* [Set exercise] Rewrite these records with every "toc-entry-title" switched to "entry-title", keeping everything else the same.

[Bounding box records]
BEGIN
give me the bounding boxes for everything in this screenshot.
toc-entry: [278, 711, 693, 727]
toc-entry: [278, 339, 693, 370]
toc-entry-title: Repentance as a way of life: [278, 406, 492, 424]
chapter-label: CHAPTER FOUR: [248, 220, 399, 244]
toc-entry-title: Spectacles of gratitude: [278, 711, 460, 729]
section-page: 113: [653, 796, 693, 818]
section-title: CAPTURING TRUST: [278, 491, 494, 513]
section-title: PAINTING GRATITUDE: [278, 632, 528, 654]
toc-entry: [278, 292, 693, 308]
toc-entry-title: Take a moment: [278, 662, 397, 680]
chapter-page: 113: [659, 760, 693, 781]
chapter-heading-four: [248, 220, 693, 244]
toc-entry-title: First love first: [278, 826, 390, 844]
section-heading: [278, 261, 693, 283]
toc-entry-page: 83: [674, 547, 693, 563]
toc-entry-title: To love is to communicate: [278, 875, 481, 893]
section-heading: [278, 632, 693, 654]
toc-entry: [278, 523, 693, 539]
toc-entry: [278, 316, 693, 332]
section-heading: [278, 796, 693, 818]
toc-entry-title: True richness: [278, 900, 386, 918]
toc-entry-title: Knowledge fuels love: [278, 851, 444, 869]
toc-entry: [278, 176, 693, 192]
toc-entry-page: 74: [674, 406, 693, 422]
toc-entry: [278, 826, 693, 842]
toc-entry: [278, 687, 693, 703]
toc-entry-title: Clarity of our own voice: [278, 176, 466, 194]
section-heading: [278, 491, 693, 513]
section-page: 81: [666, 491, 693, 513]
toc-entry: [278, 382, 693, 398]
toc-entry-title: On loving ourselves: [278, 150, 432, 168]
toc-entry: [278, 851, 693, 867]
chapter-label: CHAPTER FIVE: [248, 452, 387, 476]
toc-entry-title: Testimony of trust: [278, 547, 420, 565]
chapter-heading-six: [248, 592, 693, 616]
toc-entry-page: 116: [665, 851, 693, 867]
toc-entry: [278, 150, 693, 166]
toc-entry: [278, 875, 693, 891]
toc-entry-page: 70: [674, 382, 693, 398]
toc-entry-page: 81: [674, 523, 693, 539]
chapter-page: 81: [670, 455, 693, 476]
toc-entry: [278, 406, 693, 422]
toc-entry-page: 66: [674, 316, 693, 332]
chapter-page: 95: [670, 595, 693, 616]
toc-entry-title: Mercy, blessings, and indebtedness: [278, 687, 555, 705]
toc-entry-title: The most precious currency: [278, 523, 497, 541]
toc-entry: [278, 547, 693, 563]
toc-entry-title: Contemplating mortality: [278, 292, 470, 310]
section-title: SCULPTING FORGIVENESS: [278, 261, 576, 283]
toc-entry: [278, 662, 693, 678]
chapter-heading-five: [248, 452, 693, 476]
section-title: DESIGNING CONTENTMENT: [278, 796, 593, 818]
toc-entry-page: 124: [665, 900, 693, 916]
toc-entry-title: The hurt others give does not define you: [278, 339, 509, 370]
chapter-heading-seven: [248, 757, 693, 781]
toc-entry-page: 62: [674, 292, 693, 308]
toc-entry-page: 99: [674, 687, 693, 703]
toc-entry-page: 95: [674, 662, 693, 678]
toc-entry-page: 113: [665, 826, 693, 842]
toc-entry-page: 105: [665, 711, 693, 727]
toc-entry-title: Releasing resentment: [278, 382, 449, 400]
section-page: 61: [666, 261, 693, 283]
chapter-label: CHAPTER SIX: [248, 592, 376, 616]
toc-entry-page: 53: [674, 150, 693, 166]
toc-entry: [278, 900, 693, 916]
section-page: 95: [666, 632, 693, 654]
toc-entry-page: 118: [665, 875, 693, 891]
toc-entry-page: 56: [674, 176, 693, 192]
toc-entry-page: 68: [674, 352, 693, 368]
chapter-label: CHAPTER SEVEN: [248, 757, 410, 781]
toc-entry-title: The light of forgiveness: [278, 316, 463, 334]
END
* [The output]
give me the bounding boxes for everything in this screenshot.
toc-entry: [278, 711, 693, 727]
toc-entry: [278, 339, 693, 370]
entry-title: Repentance as a way of life: [278, 406, 492, 424]
chapter-label: CHAPTER FOUR: [248, 220, 399, 244]
entry-title: Spectacles of gratitude: [278, 711, 460, 729]
section-page: 113: [653, 796, 693, 818]
section-title: CAPTURING TRUST: [278, 491, 494, 513]
section-title: PAINTING GRATITUDE: [278, 632, 528, 654]
toc-entry: [278, 292, 693, 308]
entry-title: Take a moment: [278, 662, 397, 680]
chapter-page: 113: [659, 760, 693, 781]
chapter-heading-four: [248, 220, 693, 244]
entry-title: First love first: [278, 826, 390, 844]
section-heading: [278, 261, 693, 283]
toc-entry-page: 83: [674, 547, 693, 563]
entry-title: To love is to communicate: [278, 875, 481, 893]
section-heading: [278, 632, 693, 654]
toc-entry: [278, 523, 693, 539]
toc-entry: [278, 316, 693, 332]
section-heading: [278, 796, 693, 818]
entry-title: True richness: [278, 900, 386, 918]
entry-title: Knowledge fuels love: [278, 851, 444, 869]
toc-entry: [278, 176, 693, 192]
toc-entry-page: 74: [674, 406, 693, 422]
toc-entry: [278, 826, 693, 842]
toc-entry: [278, 687, 693, 703]
entry-title: Clarity of our own voice: [278, 176, 466, 194]
section-heading: [278, 491, 693, 513]
section-page: 81: [666, 491, 693, 513]
toc-entry: [278, 382, 693, 398]
entry-title: On loving ourselves: [278, 150, 432, 168]
toc-entry: [278, 851, 693, 867]
chapter-label: CHAPTER FIVE: [248, 452, 387, 476]
entry-title: Testimony of trust: [278, 547, 420, 565]
chapter-heading-six: [248, 592, 693, 616]
toc-entry-page: 116: [665, 851, 693, 867]
toc-entry: [278, 150, 693, 166]
toc-entry: [278, 875, 693, 891]
toc-entry-page: 70: [674, 382, 693, 398]
toc-entry-page: 81: [674, 523, 693, 539]
chapter-page: 81: [670, 455, 693, 476]
toc-entry: [278, 406, 693, 422]
toc-entry-page: 66: [674, 316, 693, 332]
chapter-page: 95: [670, 595, 693, 616]
entry-title: Mercy, blessings, and indebtedness: [278, 687, 555, 705]
entry-title: The most precious currency: [278, 523, 497, 541]
toc-entry: [278, 547, 693, 563]
entry-title: Contemplating mortality: [278, 292, 470, 310]
section-title: SCULPTING FORGIVENESS: [278, 261, 576, 283]
toc-entry: [278, 662, 693, 678]
chapter-heading-five: [248, 452, 693, 476]
section-title: DESIGNING CONTENTMENT: [278, 796, 593, 818]
toc-entry-page: 124: [665, 900, 693, 916]
entry-title: The hurt others give does not define you: [278, 339, 509, 370]
chapter-heading-seven: [248, 757, 693, 781]
toc-entry-page: 62: [674, 292, 693, 308]
toc-entry-page: 99: [674, 687, 693, 703]
toc-entry-page: 95: [674, 662, 693, 678]
toc-entry-page: 113: [665, 826, 693, 842]
toc-entry-page: 105: [665, 711, 693, 727]
entry-title: Releasing resentment: [278, 382, 449, 400]
section-page: 61: [666, 261, 693, 283]
chapter-label: CHAPTER SIX: [248, 592, 376, 616]
toc-entry-page: 53: [674, 150, 693, 166]
toc-entry: [278, 900, 693, 916]
section-page: 95: [666, 632, 693, 654]
toc-entry-page: 118: [665, 875, 693, 891]
toc-entry-page: 56: [674, 176, 693, 192]
toc-entry-page: 68: [674, 352, 693, 368]
chapter-label: CHAPTER SEVEN: [248, 757, 410, 781]
entry-title: The light of forgiveness: [278, 316, 463, 334]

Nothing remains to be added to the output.